* What this task involves: Keep the wording of each record exactly the same when you repeat it, and leave out pictures.
>> BEGIN Dataset records
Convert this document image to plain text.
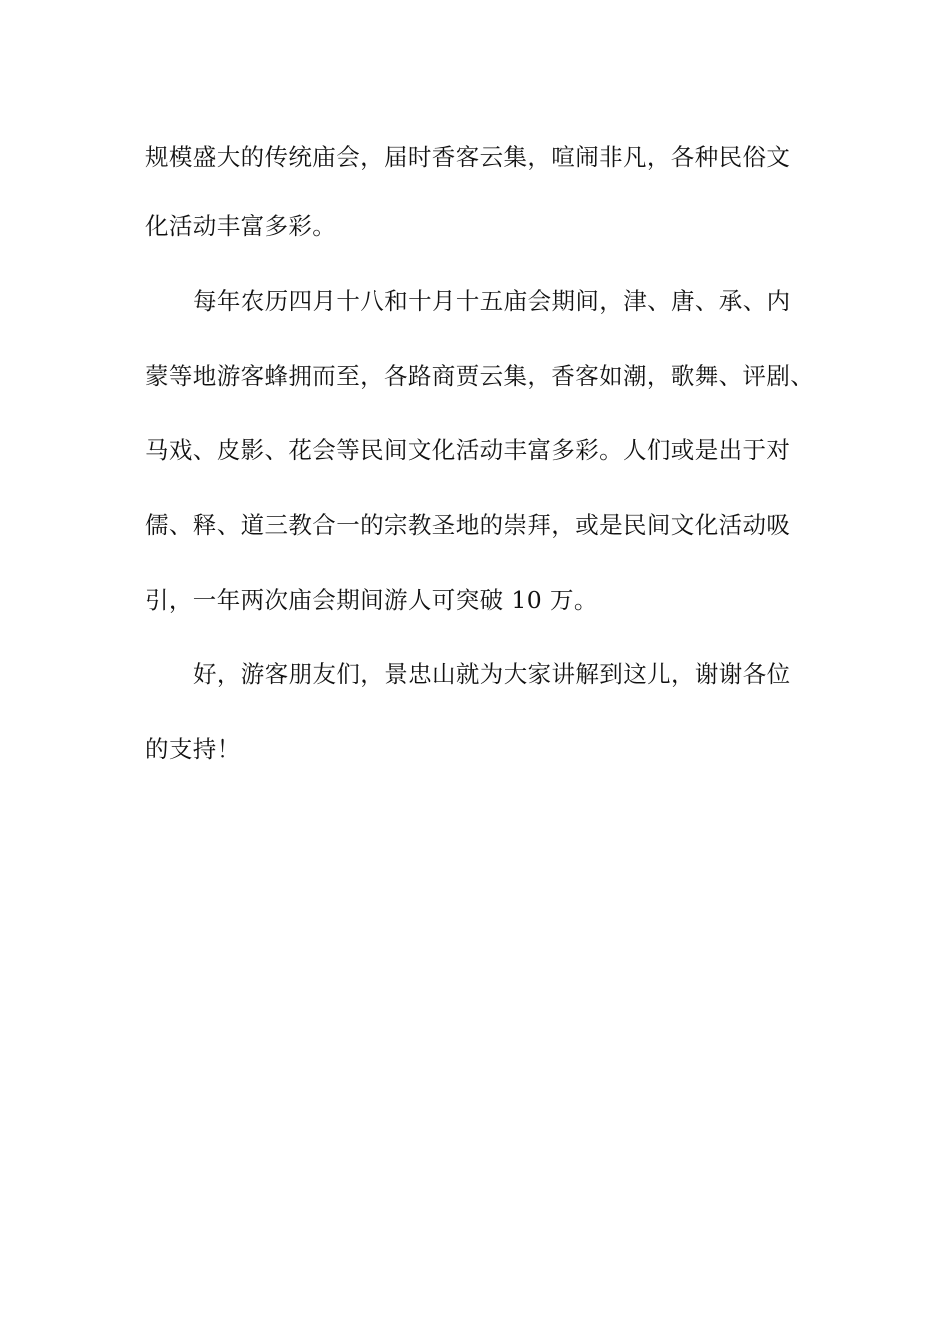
规模盛大的传统庙会，届时香客云集，喧闹非凡，各种民俗文
化活动丰富多彩。
每年农历四月十八和十月十五庙会期间，津、唐、承、内
蒙等地游客蜂拥而至，各路商贾云集，香客如潮，歌舞、评剧、
马戏、皮影、花会等民间文化活动丰富多彩。人们或是出于对
儒、释、道三教合一的宗教圣地的崇拜，或是民间文化活动吸
引，一年两次庙会期间游人可突破 10 万。
好，游客朋友们，景忠山就为大家讲解到这儿，谢谢各位
的支持！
>> END Dataset records
* Written answer:
Convert this document image to plain text.
规模盛大的传统庙会，届时香客云集，喧闹非凡，各种民俗文
化活动丰富多彩。
每年农历四月十八和十月十五庙会期间，津、唐、承、内
蒙等地游客蜂拥而至，各路商贾云集，香客如潮，歌舞、评剧、
马戏、皮影、花会等民间文化活动丰富多彩。人们或是出于对
儒、释、道三教合一的宗教圣地的崇拜，或是民间文化活动吸
引，一年两次庙会期间游人可突破 10 万。
好，游客朋友们，景忠山就为大家讲解到这儿，谢谢各位
的支持！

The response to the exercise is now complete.